What this task involves: All of the records below need to be copied exactly.

The input:
╭──
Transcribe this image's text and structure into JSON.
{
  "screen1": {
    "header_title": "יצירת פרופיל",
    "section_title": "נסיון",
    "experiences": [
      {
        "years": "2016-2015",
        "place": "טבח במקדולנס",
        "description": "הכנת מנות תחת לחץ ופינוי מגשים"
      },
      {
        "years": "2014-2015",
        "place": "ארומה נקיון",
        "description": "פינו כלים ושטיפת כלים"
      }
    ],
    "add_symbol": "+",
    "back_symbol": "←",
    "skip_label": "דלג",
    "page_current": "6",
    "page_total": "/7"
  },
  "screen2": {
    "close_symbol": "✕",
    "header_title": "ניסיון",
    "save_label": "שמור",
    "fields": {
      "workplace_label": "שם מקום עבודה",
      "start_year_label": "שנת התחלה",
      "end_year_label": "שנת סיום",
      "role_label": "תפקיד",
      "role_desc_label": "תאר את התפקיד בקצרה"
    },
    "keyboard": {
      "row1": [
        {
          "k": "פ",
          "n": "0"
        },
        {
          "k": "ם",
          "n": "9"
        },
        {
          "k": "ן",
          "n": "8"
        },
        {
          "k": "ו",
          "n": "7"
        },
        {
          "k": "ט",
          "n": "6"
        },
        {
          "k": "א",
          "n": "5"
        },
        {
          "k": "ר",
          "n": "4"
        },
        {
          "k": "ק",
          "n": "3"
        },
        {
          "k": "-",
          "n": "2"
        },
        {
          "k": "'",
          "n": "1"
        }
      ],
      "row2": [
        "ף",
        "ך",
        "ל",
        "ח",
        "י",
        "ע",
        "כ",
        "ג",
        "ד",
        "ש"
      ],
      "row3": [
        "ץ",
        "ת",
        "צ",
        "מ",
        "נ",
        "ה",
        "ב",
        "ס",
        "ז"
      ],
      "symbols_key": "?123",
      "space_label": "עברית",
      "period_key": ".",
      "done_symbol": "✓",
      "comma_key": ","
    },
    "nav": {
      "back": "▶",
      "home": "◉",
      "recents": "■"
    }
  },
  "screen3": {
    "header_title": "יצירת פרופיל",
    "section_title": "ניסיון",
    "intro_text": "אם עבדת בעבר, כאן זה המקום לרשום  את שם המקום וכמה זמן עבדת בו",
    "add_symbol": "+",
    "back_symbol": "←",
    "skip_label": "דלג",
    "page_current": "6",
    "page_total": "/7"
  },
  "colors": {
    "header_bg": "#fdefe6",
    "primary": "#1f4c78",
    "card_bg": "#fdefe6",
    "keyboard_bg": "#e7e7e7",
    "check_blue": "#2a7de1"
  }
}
╰──
Final result:
Transcribe this image's text and structure into JSON.
{
  "screen1": {
    "header_title": "יצירת פרופיל",
    "section_title": "נסיון",
    "experiences": [
      {
        "years": "2016-2015",
        "place": "טבח במקדולנס",
        "description": "הכנת מנות תחת לחץ ופינוי מגשים"
      },
      {
        "years": "2014-2015",
        "place": "ארומה נקיון",
        "description": "פינו כלים ושטיפת כלים"
      }
    ],
    "add_symbol": "+",
    "back_symbol": "←",
    "skip_label": "דלג",
    "page_current": "6",
    "page_total": "/7"
  },
  "screen2": {
    "close_symbol": "✕",
    "header_title": "ניסיון",
    "save_label": "שמור",
    "fields": {
      "workplace_label": "שם מקום עבודה",
      "start_year_label": "שנת התחלה",
      "end_year_label": "שנת סיום",
      "role_label": "תפקיד",
      "role_desc_label": "תאר את התפקיד בקצרה"
    },
    "keyboard": {
      "row1": [
        {
          "k": "פ",
          "n": "0"
        },
        {
          "k": "ם",
          "n": "9"
        },
        {
          "k": "ן",
          "n": "8"
        },
        {
          "k": "ו",
          "n": "7"
        },
        {
          "k": "ט",
          "n": "6"
        },
        {
          "k": "א",
          "n": "5"
        },
        {
          "k": "ר",
          "n": "4"
        },
        {
          "k": "ק",
          "n": "3"
        },
        {
          "k": "-",
          "n": "2"
        },
        {
          "k": "'",
          "n": "1"
        }
      ],
      "row2": [
        "ף",
        "ך",
        "ל",
        "ח",
        "י",
        "ע",
        "כ",
        "ג",
        "ד",
        "ש"
      ],
      "row3": [
        "ץ",
        "ת",
        "צ",
        "מ",
        "נ",
        "ה",
        "ב",
        "ס",
        "ז"
      ],
      "symbols_key": "?123",
      "space_label": "עברית",
      "period_key": ".",
      "done_symbol": "✓",
      "comma_key": ","
    },
    "nav": {
      "back": "▶",
      "home": "◉",
      "recents": "■"
    }
  },
  "screen3": {
    "header_title": "יצירת פרופיל",
    "section_title": "ניסיון",
    "intro_text": "אם עבדת בעבר, כאן זה המקום לרשום  את שם המקום וכמה זמן עבדת בו",
    "add_symbol": "+",
    "back_symbol": "←",
    "skip_label": "דלג",
    "page_current": "6",
    "page_total": "/7"
  },
  "colors": {
    "header_bg": "#fdefe6",
    "primary": "#1f4c78",
    "card_bg": "#fdefe6",
    "keyboard_bg": "#e7e7e7",
    "check_blue": "#2a7de1"
  }
}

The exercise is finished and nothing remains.